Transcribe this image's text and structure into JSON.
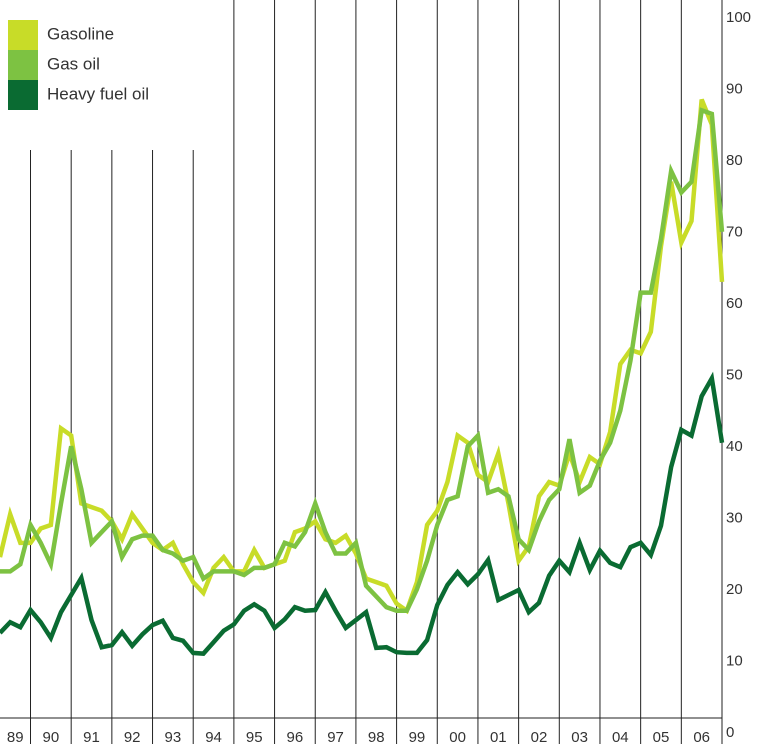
{
  "chart_data": {
    "type": "line",
    "x": [
      1989.25,
      1989.5,
      1989.75,
      1990,
      1990.25,
      1990.5,
      1990.75,
      1991,
      1991.25,
      1991.5,
      1991.75,
      1992,
      1992.25,
      1992.5,
      1992.75,
      1993,
      1993.25,
      1993.5,
      1993.75,
      1994,
      1994.25,
      1994.5,
      1994.75,
      1995,
      1995.25,
      1995.5,
      1995.75,
      1996,
      1996.25,
      1996.5,
      1996.75,
      1997,
      1997.25,
      1997.5,
      1997.75,
      1998,
      1998.25,
      1998.5,
      1998.75,
      1999,
      1999.25,
      1999.5,
      1999.75,
      2000,
      2000.25,
      2000.5,
      2000.75,
      2001,
      2001.25,
      2001.5,
      2001.75,
      2002,
      2002.25,
      2002.5,
      2002.75,
      2003,
      2003.25,
      2003.5,
      2003.75,
      2004,
      2004.25,
      2004.5,
      2004.75,
      2005,
      2005.25,
      2005.5,
      2005.75,
      2006,
      2006.25,
      2006.5,
      2006.75,
      2007
    ],
    "series": [
      {
        "name": "Gasoline",
        "color": "#c8dc28",
        "values": [
          22.5,
          28.5,
          24.5,
          24.5,
          26.5,
          27,
          40.5,
          39.5,
          30,
          29.5,
          29,
          27.5,
          25,
          28.5,
          26.5,
          24.5,
          23.5,
          24.5,
          21.5,
          19,
          17.5,
          21,
          22.5,
          20.5,
          20.5,
          23.5,
          21,
          21.5,
          22,
          26,
          26.5,
          27.5,
          25,
          24.5,
          25.5,
          23,
          19.5,
          19,
          18.5,
          16,
          15,
          19,
          27,
          29,
          33,
          39.5,
          38.5,
          34,
          33,
          37,
          30,
          22,
          24,
          31,
          33,
          32.5,
          37,
          33,
          36.5,
          35.5,
          40,
          49.5,
          51.5,
          51,
          54,
          66,
          75,
          66.5,
          69.5,
          86.5,
          83,
          61
        ]
      },
      {
        "name": "Gas oil",
        "color": "#7dc242",
        "values": [
          20.5,
          20.5,
          21.5,
          27,
          24.5,
          21.5,
          30,
          38,
          32,
          24.5,
          26,
          27.5,
          22.5,
          25,
          25.5,
          25.5,
          23.5,
          23,
          22,
          22.5,
          19.5,
          20.5,
          20.5,
          20.5,
          20,
          21,
          21,
          21.5,
          24.5,
          24,
          26,
          30,
          26,
          23,
          23,
          24.5,
          18.5,
          17,
          15.5,
          15,
          15,
          18,
          22,
          27,
          30.5,
          31,
          38,
          39.5,
          31.5,
          32,
          31,
          25,
          23.5,
          27.5,
          30.5,
          32,
          39,
          31.5,
          32.5,
          36,
          38.5,
          43,
          50,
          59.5,
          59.5,
          67,
          76.5,
          73.5,
          75,
          85,
          84.5,
          68
        ]
      },
      {
        "name": "Heavy fuel oil",
        "color": "#0a6b32",
        "values": [
          11.9,
          13.4,
          12.7,
          15.1,
          13.4,
          11.2,
          14.8,
          17.2,
          19.6,
          13.7,
          9.9,
          10.2,
          12,
          10.1,
          11.7,
          13,
          13.6,
          11.2,
          10.8,
          9.1,
          9,
          10.6,
          12.2,
          13.1,
          15,
          15.9,
          15,
          12.6,
          13.8,
          15.5,
          15,
          15.1,
          17.6,
          15,
          12.6,
          13.7,
          14.8,
          9.8,
          9.9,
          9.2,
          9.1,
          9.1,
          10.9,
          15.8,
          18.6,
          20.4,
          18.7,
          20.1,
          22.1,
          16.5,
          17.2,
          17.9,
          14.8,
          16.1,
          19.9,
          22,
          20.4,
          24.5,
          20.7,
          23.4,
          21.7,
          21.1,
          23.9,
          24.5,
          22.8,
          26.9,
          35.1,
          40.3,
          39.5,
          45,
          47.5,
          38.5
        ]
      }
    ],
    "xlim": [
      1989.25,
      2007
    ],
    "xticks": [
      1990,
      1991,
      1992,
      1993,
      1994,
      1995,
      1996,
      1997,
      1998,
      1999,
      2000,
      2001,
      2002,
      2003,
      2004,
      2005,
      2006,
      2007
    ],
    "year_labels": [
      {
        "value": 1989.5,
        "label": "89"
      },
      {
        "value": 1990.5,
        "label": "90"
      },
      {
        "value": 1991.5,
        "label": "91"
      },
      {
        "value": 1992.5,
        "label": "92"
      },
      {
        "value": 1993.5,
        "label": "93"
      },
      {
        "value": 1994.5,
        "label": "94"
      },
      {
        "value": 1995.5,
        "label": "95"
      },
      {
        "value": 1996.5,
        "label": "96"
      },
      {
        "value": 1997.5,
        "label": "97"
      },
      {
        "value": 1998.5,
        "label": "98"
      },
      {
        "value": 1999.5,
        "label": "99"
      },
      {
        "value": 2000.5,
        "label": "00"
      },
      {
        "value": 2001.5,
        "label": "01"
      },
      {
        "value": 2002.5,
        "label": "02"
      },
      {
        "value": 2003.5,
        "label": "03"
      },
      {
        "value": 2004.5,
        "label": "04"
      },
      {
        "value": 2005.5,
        "label": "05"
      },
      {
        "value": 2006.5,
        "label": "06"
      }
    ],
    "ylim": [
      0,
      100
    ],
    "yticks": [
      0,
      10,
      20,
      30,
      40,
      50,
      60,
      70,
      80,
      90,
      100
    ],
    "grid": true,
    "legend": "top-left"
  }
}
——
:: Exercise instructions ::
Copy whichever lines in the listing above contain the word "name".

:: Complete output ::
        "name": "Gasoline",
        "name": "Gas oil",
        "name": "Heavy fuel oil",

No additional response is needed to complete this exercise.